所给摘录 »
配置完环境变量之后,一定要更新一下,否则不能立即生效。也可以通过重启电脑使得环境变量生效。
$ source ~/.bashrc
注意: 上面的配置基本都是需要的,其相当于C++添加依赖库是需要添加lib,bin,include等文件路径到VS上。其中/usr/local/cuda是软链接,这个如果已经存在的话新安装的cuda是无法重写它的,此时可以手动进行创建,nvcc是cuda的bin目录下的,如下:
rm -rf /usr/local/cuda
mkdir /usr/local/cuda
sudo ln -s /usr/local/cuda-9.0/ /usr/local/cuda/
nvcc --version
nvcc: NVIDIA (R) Cuda compiler driver
Copyright (c) 2005-2017 NVIDIA Corporation
Built on Fri_Sep__1_21:08:03_CDT_2017
接着我们可以查看下新版显卡驱动安装结果,因为这个指令是安装驱动后才会有的指令。
$ nvidia-smi
Fri Oct 27 15:46:57 2019
+-----------------------------------------------------------------------------+
| NVIDIA-SMI 410.48 Driver Version: 410.48 |
|-------------------------------+----------------------+----------------------+
| GPU Name Persistence-M| Bus-Id Disp.A | Volatile Uncorr. ECC |
| Fan Temp Perf Pwr:Usage/Cap| Memory-Usage | GPU-Util Compute M. |
|===============================+======================+======================|
| 0 Tesla P100-PCIE... Off | 00000000:06:00.0 Off | 0 |
| N/A 29C P0 24W / 250W | 0MiB / 12198MiB | 0% Default |
+-------------------------------+----------------------+----------------------+
+-----------------------------------------------------------------------------+
| Processes: GPU Memory |
| GPU PID Type Process name Usage |
|=============================================================================|
| No running processes found |
+-----------------------------------------------------------------------------+
最后恢复图像显示:
$ sudo systemctl start lightdm
首先,更改cudnn文件名称,以方便解压。其他版本的文件名需根据实际情况做相应修改。

任务列表 »
[1] 根据摘录回答下列问题:
(a) 除了执行更新命令,还可以通过什么方式让环境变量生效?
(b) nvcc 位于 cuda 的哪个目录下?
(c) nvidia-smi 输出中显示的驱动版本号是多少?
[2] 请原样返回摘录中从包含“配置完环境变量之后,一定要更”的文字开始、到“接着我们可以查看下新版显卡驱动安装结果,因为这个指令是安装驱动后才会有的指令。”结束的那一部分。
这些条目是另一份独立的材料,与摘录没有关系。

条目 »
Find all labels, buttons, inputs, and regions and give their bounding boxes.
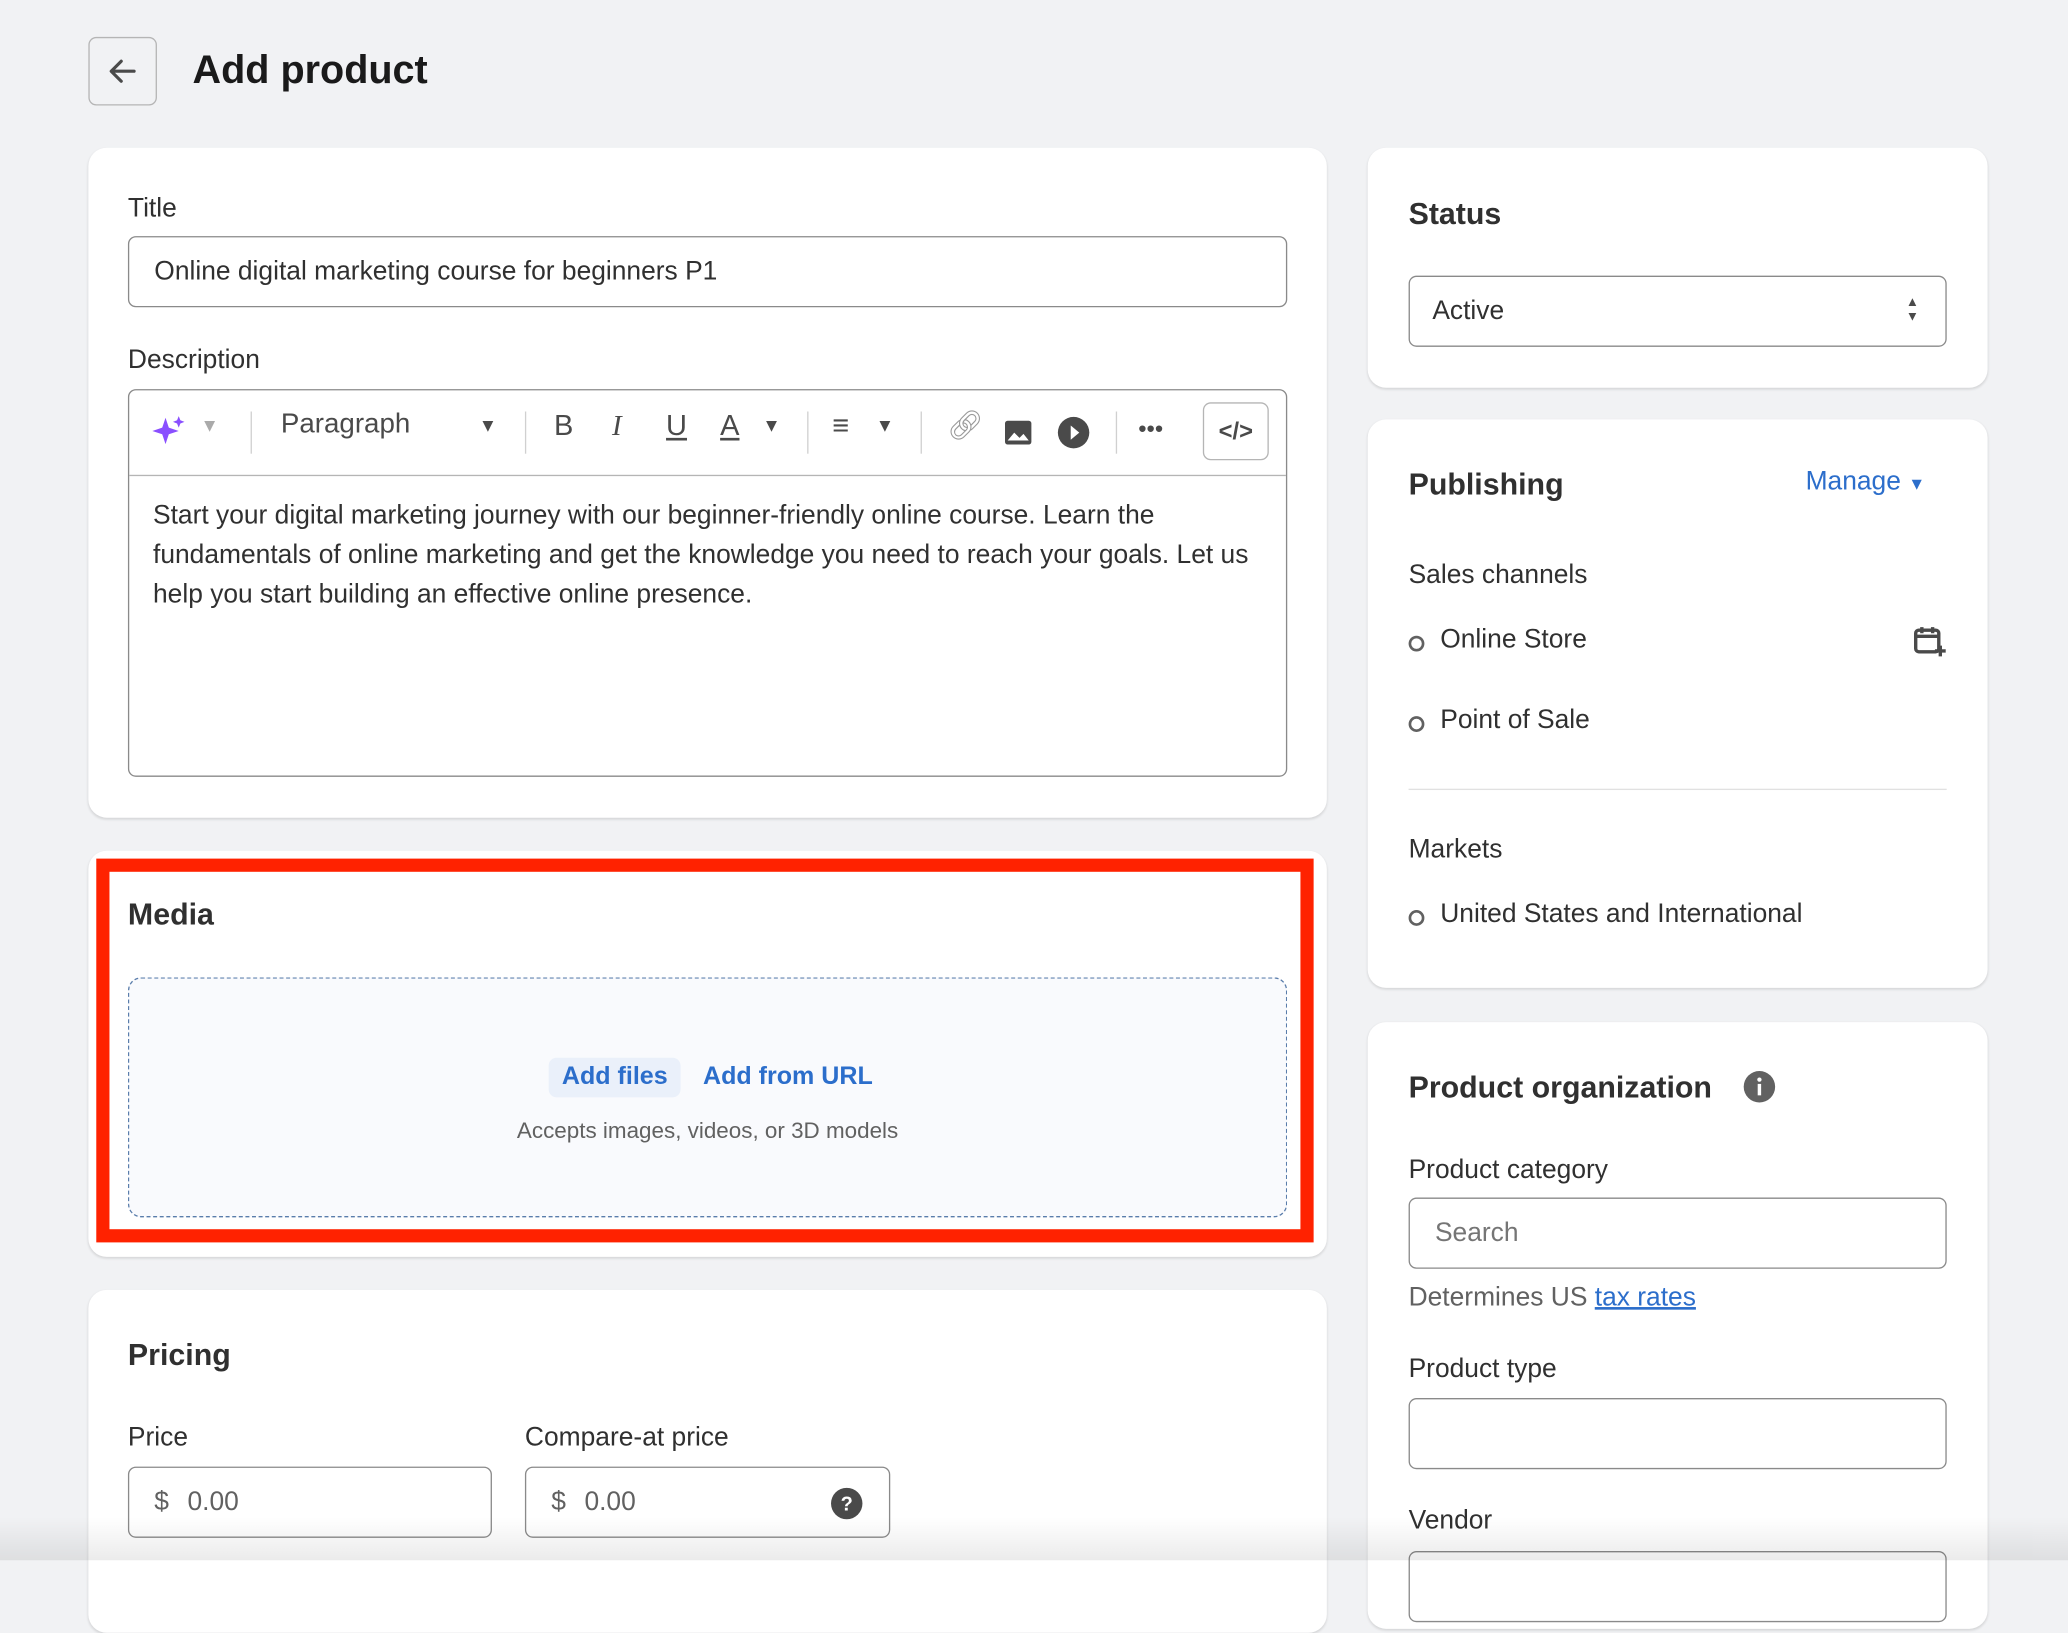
manage-button[interactable]: Manage ▼ bbox=[1806, 467, 1926, 497]
info-icon[interactable] bbox=[1742, 1070, 1776, 1104]
category-help: Determines US tax rates bbox=[1409, 1283, 1696, 1313]
more-button[interactable]: ••• bbox=[1138, 415, 1163, 443]
status-dot bbox=[1408, 635, 1425, 652]
divider bbox=[524, 411, 527, 454]
status-select[interactable]: Active ▲ ▼ bbox=[1408, 275, 1947, 347]
back-button[interactable] bbox=[88, 36, 157, 106]
chevron-down-icon[interactable]: ▼ bbox=[762, 414, 780, 435]
underline-button[interactable]: U bbox=[666, 409, 687, 443]
editor-toolbar: ▼ Paragraph ▼ B I U A ▼ ≡ ▼ 🔗︎ ••• </> bbox=[129, 390, 1286, 477]
divider bbox=[807, 411, 809, 454]
sales-channels-label: Sales channels bbox=[1408, 560, 1588, 590]
status-title: Status bbox=[1408, 196, 1502, 231]
product-category-label: Product category bbox=[1408, 1155, 1609, 1185]
chevron-down-icon[interactable]: ▼ bbox=[200, 414, 218, 435]
add-files-button[interactable]: Add files bbox=[548, 1057, 681, 1098]
vendor-input[interactable] bbox=[1408, 1551, 1947, 1623]
compare-price-label: Compare-at price bbox=[524, 1423, 729, 1453]
code-icon: </> bbox=[1218, 417, 1253, 444]
bold-button[interactable]: B bbox=[554, 409, 573, 443]
media-title: Media bbox=[127, 896, 214, 932]
market-item: United States and International bbox=[1440, 899, 1803, 929]
caret-down-icon: ▼ bbox=[1908, 473, 1926, 494]
title-label: Title bbox=[127, 193, 177, 223]
manage-label: Manage bbox=[1805, 466, 1901, 496]
ai-sparkle-icon[interactable] bbox=[149, 413, 189, 453]
description-editor: ▼ Paragraph ▼ B I U A ▼ ≡ ▼ 🔗︎ ••• </> S… bbox=[127, 389, 1288, 777]
page-title: Add product bbox=[192, 48, 428, 93]
currency-symbol: $ bbox=[551, 1487, 566, 1517]
select-arrows-icon: ▲ ▼ bbox=[1905, 295, 1919, 325]
category-placeholder: Search bbox=[1434, 1218, 1519, 1248]
description-label: Description bbox=[127, 345, 260, 375]
format-select[interactable]: Paragraph bbox=[281, 409, 410, 441]
media-card: Media Add files Add from URL Accepts ima… bbox=[88, 850, 1327, 1257]
price-label: Price bbox=[127, 1423, 189, 1453]
chevron-down-icon[interactable]: ▼ bbox=[479, 414, 497, 435]
help-icon[interactable]: ? bbox=[830, 1486, 864, 1520]
text-color-button[interactable]: A bbox=[720, 409, 739, 443]
product-type-input[interactable] bbox=[1408, 1398, 1947, 1470]
product-category-input[interactable]: Search bbox=[1408, 1197, 1947, 1269]
category-help-text: Determines US bbox=[1408, 1283, 1595, 1313]
description-text[interactable]: Start your digital marketing journey wit… bbox=[153, 496, 1261, 615]
title-value: Online digital marketing course for begi… bbox=[154, 256, 718, 286]
tax-rates-link[interactable]: tax rates bbox=[1595, 1283, 1696, 1312]
italic-button[interactable]: I bbox=[612, 409, 622, 443]
product-type-label: Product type bbox=[1408, 1354, 1557, 1384]
divider bbox=[250, 411, 252, 454]
bottom-fade bbox=[0, 1516, 2068, 1561]
channel-point-of-sale: Point of Sale bbox=[1440, 705, 1590, 735]
divider bbox=[1115, 411, 1118, 454]
title-input[interactable]: Online digital marketing course for begi… bbox=[127, 236, 1288, 308]
status-value: Active bbox=[1432, 296, 1505, 326]
chevron-down-icon[interactable]: ▼ bbox=[876, 414, 894, 435]
publishing-title: Publishing bbox=[1408, 466, 1564, 502]
status-dot bbox=[1408, 716, 1425, 732]
divider bbox=[1408, 788, 1947, 791]
svg-text:?: ? bbox=[841, 1494, 853, 1516]
image-icon[interactable] bbox=[1002, 417, 1034, 449]
arrow-left-icon bbox=[109, 59, 136, 83]
page: Add product Title Online digital marketi… bbox=[0, 0, 2068, 1633]
status-dot bbox=[1408, 910, 1425, 926]
publishing-card: Publishing Manage ▼ Sales channels Onlin… bbox=[1367, 419, 1988, 988]
organization-title: Product organization bbox=[1408, 1069, 1712, 1104]
product-details-card: Title Online digital marketing course fo… bbox=[88, 147, 1327, 818]
channel-online-store: Online Store bbox=[1440, 625, 1587, 655]
link-icon[interactable]: 🔗︎ bbox=[947, 409, 984, 443]
price-placeholder: 0.00 bbox=[187, 1487, 239, 1517]
currency-symbol: $ bbox=[154, 1487, 169, 1517]
divider bbox=[920, 411, 922, 454]
status-card: Status Active ▲ ▼ bbox=[1367, 147, 1988, 388]
compare-price-placeholder: 0.00 bbox=[584, 1487, 636, 1517]
pricing-card: Pricing Price $0.00 Compare-at price $0.… bbox=[88, 1289, 1327, 1633]
video-icon[interactable] bbox=[1056, 415, 1090, 449]
media-hint: Accepts images, videos, or 3D models bbox=[516, 1118, 899, 1144]
add-from-url-button[interactable]: Add from URL bbox=[703, 1063, 873, 1092]
calendar-schedule-icon[interactable] bbox=[1911, 623, 1948, 660]
media-dropzone[interactable]: Add files Add from URL Accepts images, v… bbox=[127, 977, 1288, 1218]
align-icon[interactable]: ≡ bbox=[832, 409, 849, 443]
pricing-title: Pricing bbox=[127, 1337, 231, 1372]
markets-label: Markets bbox=[1408, 834, 1503, 864]
code-view-button[interactable]: </> bbox=[1202, 402, 1269, 461]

依序结果 »
[1]
(a) 重启电脑。
(b) bin 目录。
(c) 410.48。

[2]
配置完环境变量之后,一定要更新一下,否则不能立即生效。也可以通过重启电脑使得环境变量生效。
$ source ~/.bashrc
注意: 上面的配置基本都是需要的,其相当于C++添加依赖库是需要添加lib,bin,include等文件路径到VS上。其中/usr/local/cuda是软链接,这个如果已经存在的话新安装的cuda是无法重写它的,此时可以手动进行创建,nvcc是cuda的bin目录下的,如下:
rm -rf /usr/local/cuda
mkdir /usr/local/cuda
sudo ln -s /usr/local/cuda-9.0/ /usr/local/cuda/
nvcc --version
nvcc: NVIDIA (R) Cuda compiler driver
Copyright (c) 2005-2017 NVIDIA Corporation
Built on Fri_Sep__1_21:08:03_CDT_2017
接着我们可以查看下新版显卡驱动安装结果,因为这个指令是安装驱动后才会有的指令。